WHAT THE TASK ASKS.
Pick out each line below containing "this".

A block of data

===

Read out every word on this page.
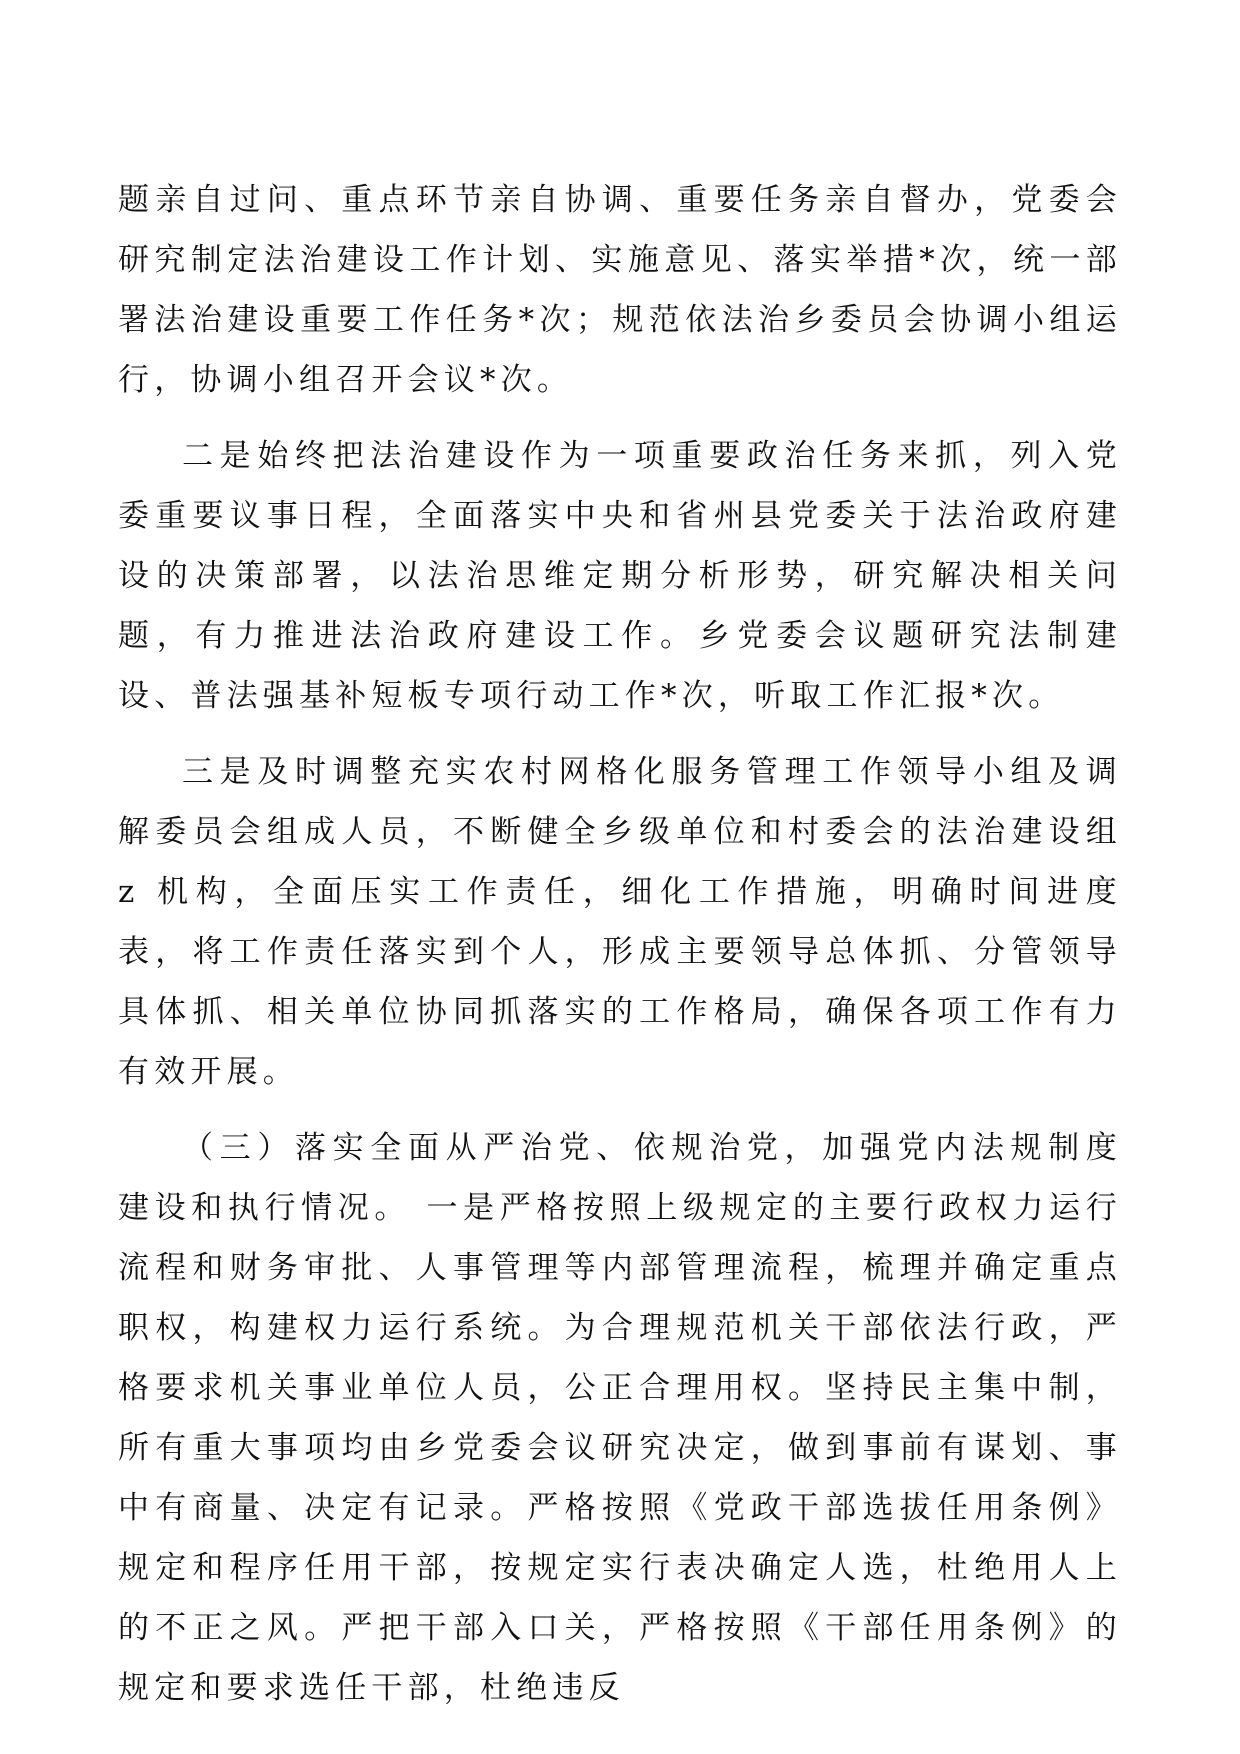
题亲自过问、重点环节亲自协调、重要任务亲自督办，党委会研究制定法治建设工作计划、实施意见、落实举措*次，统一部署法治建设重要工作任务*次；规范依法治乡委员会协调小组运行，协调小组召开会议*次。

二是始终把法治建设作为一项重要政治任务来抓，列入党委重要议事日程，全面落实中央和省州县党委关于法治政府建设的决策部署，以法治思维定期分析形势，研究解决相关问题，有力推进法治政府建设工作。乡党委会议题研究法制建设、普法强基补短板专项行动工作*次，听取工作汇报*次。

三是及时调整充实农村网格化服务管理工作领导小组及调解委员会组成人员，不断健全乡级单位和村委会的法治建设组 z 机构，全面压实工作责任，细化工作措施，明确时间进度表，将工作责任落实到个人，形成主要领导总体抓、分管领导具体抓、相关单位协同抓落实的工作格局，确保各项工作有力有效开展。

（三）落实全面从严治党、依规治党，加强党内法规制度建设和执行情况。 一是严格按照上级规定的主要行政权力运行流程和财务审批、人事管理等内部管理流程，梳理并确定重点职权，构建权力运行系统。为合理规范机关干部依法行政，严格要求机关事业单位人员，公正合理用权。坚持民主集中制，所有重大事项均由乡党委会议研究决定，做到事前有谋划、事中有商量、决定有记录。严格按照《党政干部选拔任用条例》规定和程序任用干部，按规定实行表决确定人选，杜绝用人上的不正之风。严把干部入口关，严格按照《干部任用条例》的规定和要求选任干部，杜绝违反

===

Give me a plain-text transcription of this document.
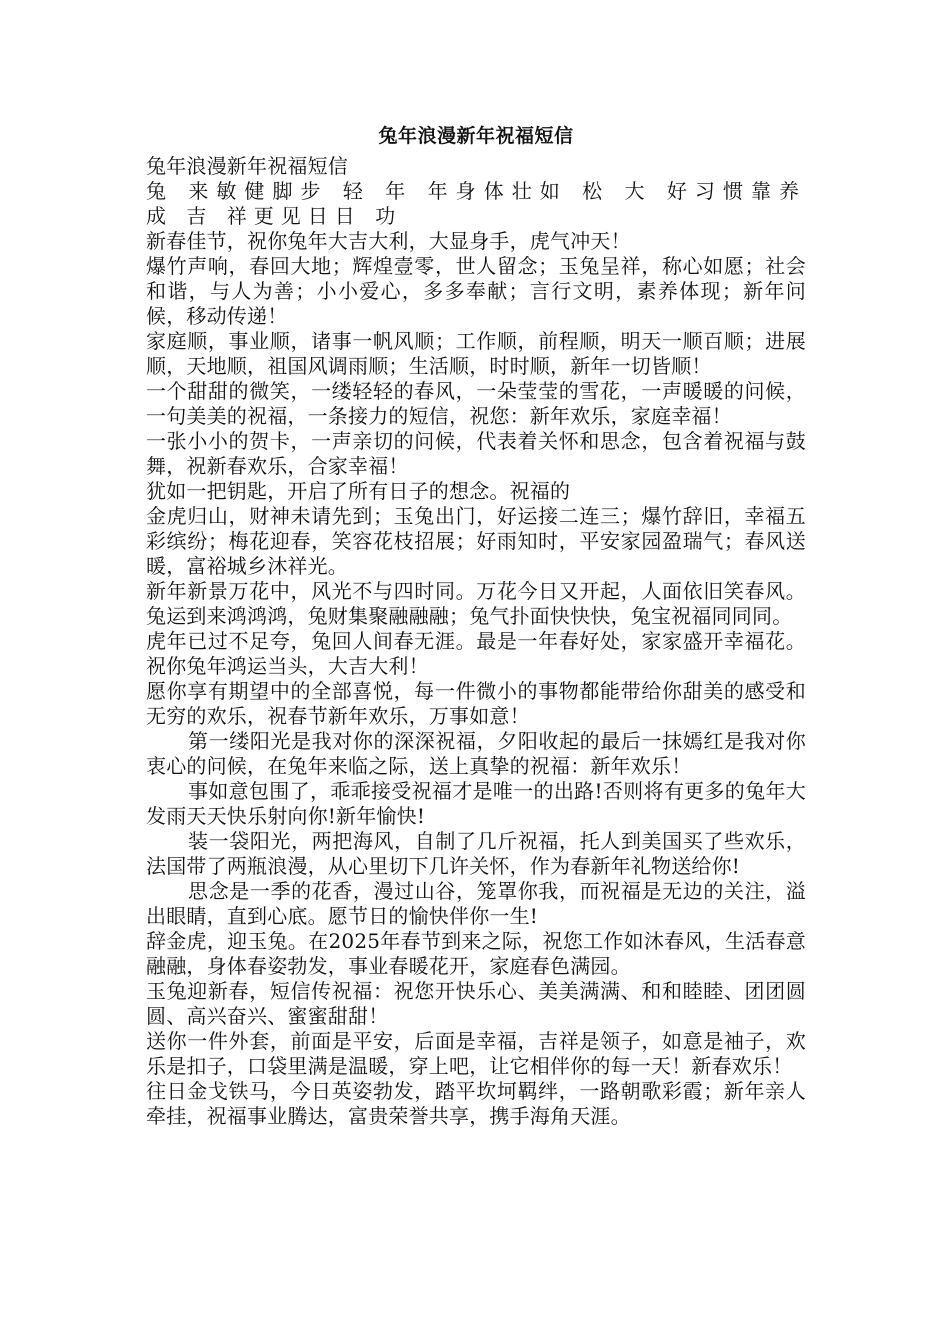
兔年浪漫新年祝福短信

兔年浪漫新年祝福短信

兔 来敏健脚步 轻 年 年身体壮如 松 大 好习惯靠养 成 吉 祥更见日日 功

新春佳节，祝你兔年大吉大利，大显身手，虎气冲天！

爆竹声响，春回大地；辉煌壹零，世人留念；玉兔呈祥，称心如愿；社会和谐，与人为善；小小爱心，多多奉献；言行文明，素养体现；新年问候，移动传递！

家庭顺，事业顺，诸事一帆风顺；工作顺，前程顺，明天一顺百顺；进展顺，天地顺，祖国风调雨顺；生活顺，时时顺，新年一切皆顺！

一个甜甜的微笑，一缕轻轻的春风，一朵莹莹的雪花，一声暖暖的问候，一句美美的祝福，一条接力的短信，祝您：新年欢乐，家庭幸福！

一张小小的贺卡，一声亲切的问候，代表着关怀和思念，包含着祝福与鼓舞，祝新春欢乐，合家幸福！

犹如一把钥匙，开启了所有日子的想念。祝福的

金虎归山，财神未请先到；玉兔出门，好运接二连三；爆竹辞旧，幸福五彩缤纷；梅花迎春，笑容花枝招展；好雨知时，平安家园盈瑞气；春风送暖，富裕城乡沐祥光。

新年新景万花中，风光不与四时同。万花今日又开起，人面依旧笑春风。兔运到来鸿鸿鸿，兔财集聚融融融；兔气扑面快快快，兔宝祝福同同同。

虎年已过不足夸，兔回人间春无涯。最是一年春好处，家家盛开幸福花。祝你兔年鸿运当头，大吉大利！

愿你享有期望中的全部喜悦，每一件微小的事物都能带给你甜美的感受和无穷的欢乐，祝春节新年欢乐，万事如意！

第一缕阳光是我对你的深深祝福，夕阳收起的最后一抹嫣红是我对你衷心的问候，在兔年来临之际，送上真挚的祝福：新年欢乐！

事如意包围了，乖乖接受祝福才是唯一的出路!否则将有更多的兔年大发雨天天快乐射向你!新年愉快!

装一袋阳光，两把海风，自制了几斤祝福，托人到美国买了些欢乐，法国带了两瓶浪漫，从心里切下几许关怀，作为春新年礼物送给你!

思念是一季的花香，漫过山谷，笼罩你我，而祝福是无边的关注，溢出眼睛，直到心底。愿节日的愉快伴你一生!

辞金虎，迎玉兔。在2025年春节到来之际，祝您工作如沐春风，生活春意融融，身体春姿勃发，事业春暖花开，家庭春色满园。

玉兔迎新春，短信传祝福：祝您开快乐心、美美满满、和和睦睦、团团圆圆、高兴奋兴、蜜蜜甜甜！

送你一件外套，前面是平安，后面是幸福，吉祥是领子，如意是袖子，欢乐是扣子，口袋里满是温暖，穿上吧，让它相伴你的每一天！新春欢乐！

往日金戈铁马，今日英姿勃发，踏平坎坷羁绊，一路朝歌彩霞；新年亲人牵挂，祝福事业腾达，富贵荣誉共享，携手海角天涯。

===

REPLY TO THE EXERCISE.
Read out every word on this page.
Give me a plain-text transcription of this document.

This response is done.